— start —

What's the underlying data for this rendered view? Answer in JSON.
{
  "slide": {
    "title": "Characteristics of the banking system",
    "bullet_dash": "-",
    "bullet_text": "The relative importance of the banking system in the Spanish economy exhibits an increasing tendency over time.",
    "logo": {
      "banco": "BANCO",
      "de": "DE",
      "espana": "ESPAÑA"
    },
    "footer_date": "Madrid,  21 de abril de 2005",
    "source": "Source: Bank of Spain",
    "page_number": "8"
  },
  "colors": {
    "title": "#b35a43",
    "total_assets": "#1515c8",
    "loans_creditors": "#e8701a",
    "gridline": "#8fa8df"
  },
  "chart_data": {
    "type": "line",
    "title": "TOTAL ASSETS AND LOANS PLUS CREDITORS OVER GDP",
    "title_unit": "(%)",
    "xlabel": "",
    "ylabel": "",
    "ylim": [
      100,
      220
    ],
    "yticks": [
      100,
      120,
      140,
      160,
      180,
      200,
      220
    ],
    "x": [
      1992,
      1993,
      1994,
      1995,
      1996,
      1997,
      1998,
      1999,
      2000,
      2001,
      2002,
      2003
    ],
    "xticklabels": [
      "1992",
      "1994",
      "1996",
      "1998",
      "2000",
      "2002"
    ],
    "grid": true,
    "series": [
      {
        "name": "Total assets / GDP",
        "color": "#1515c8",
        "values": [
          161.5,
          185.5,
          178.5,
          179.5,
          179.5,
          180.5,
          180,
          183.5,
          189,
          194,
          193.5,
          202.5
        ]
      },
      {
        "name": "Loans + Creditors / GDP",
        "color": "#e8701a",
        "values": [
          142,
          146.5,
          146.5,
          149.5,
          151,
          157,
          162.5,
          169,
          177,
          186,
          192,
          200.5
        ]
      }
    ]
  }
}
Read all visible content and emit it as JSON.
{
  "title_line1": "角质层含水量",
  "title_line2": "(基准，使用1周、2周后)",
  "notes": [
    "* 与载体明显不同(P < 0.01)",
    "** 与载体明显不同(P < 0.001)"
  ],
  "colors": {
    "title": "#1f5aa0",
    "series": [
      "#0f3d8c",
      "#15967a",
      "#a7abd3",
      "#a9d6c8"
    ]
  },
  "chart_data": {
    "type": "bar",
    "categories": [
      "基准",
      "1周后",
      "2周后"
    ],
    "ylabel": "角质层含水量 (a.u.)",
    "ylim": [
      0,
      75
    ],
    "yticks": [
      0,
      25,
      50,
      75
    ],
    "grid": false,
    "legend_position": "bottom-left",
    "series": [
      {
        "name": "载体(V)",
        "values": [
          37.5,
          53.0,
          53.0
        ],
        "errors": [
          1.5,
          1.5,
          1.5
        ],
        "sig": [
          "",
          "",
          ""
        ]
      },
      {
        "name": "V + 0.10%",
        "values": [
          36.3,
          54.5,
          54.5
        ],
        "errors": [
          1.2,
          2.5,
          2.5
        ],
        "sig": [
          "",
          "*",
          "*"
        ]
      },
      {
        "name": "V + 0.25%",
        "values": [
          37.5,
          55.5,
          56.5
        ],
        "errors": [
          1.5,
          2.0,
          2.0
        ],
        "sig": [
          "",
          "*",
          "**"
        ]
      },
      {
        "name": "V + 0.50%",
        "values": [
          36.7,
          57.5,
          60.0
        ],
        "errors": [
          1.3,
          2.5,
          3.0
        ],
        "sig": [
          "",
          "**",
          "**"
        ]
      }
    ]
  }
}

— end —

Return all of the data word for word.

What's the underlying data for this rendered view? Answer in JSON.
{
  "slide": {
    "title": "Characteristics of the banking system",
    "bullet_dash": "-",
    "bullet_text": "The relative importance of the banking system in the Spanish economy exhibits an increasing tendency over time.",
    "logo": {
      "banco": "BANCO",
      "de": "DE",
      "espana": "ESPAÑA"
    },
    "footer_date": "Madrid,  21 de abril de 2005",
    "source": "Source: Bank of Spain",
    "page_number": "8"
  },
  "colors": {
    "title": "#b35a43",
    "total_assets": "#1515c8",
    "loans_creditors": "#e8701a",
    "gridline": "#8fa8df"
  },
  "chart_data": {
    "type": "line",
    "title": "TOTAL ASSETS AND LOANS PLUS CREDITORS OVER GDP",
    "title_unit": "(%)",
    "xlabel": "",
    "ylabel": "",
    "ylim": [
      100,
      220
    ],
    "yticks": [
      100,
      120,
      140,
      160,
      180,
      200,
      220
    ],
    "x": [
      1992,
      1993,
      1994,
      1995,
      1996,
      1997,
      1998,
      1999,
      2000,
      2001,
      2002,
      2003
    ],
    "xticklabels": [
      "1992",
      "1994",
      "1996",
      "1998",
      "2000",
      "2002"
    ],
    "grid": true,
    "series": [
      {
        "name": "Total assets / GDP",
        "color": "#1515c8",
        "values": [
          161.5,
          185.5,
          178.5,
          179.5,
          179.5,
          180.5,
          180,
          183.5,
          189,
          194,
          193.5,
          202.5
        ]
      },
      {
        "name": "Loans + Creditors / GDP",
        "color": "#e8701a",
        "values": [
          142,
          146.5,
          146.5,
          149.5,
          151,
          157,
          162.5,
          169,
          177,
          186,
          192,
          200.5
        ]
      }
    ]
  }
}
Read all visible content and emit it as JSON.
{
  "title_line1": "角质层含水量",
  "title_line2": "(基准，使用1周、2周后)",
  "notes": [
    "* 与载体明显不同(P < 0.01)",
    "** 与载体明显不同(P < 0.001)"
  ],
  "colors": {
    "title": "#1f5aa0",
    "series": [
      "#0f3d8c",
      "#15967a",
      "#a7abd3",
      "#a9d6c8"
    ]
  },
  "chart_data": {
    "type": "bar",
    "categories": [
      "基准",
      "1周后",
      "2周后"
    ],
    "ylabel": "角质层含水量 (a.u.)",
    "ylim": [
      0,
      75
    ],
    "yticks": [
      0,
      25,
      50,
      75
    ],
    "grid": false,
    "legend_position": "bottom-left",
    "series": [
      {
        "name": "载体(V)",
        "values": [
          37.5,
          53.0,
          53.0
        ],
        "errors": [
          1.5,
          1.5,
          1.5
        ],
        "sig": [
          "",
          "",
          ""
        ]
      },
      {
        "name": "V + 0.10%",
        "values": [
          36.3,
          54.5,
          54.5
        ],
        "errors": [
          1.2,
          2.5,
          2.5
        ],
        "sig": [
          "",
          "*",
          "*"
        ]
      },
      {
        "name": "V + 0.25%",
        "values": [
          37.5,
          55.5,
          56.5
        ],
        "errors": [
          1.5,
          2.0,
          2.0
        ],
        "sig": [
          "",
          "*",
          "**"
        ]
      },
      {
        "name": "V + 0.50%",
        "values": [
          36.7,
          57.5,
          60.0
        ],
        "errors": [
          1.3,
          2.5,
          3.0
        ],
        "sig": [
          "",
          "**",
          "**"
        ]
      }
    ]
  }
}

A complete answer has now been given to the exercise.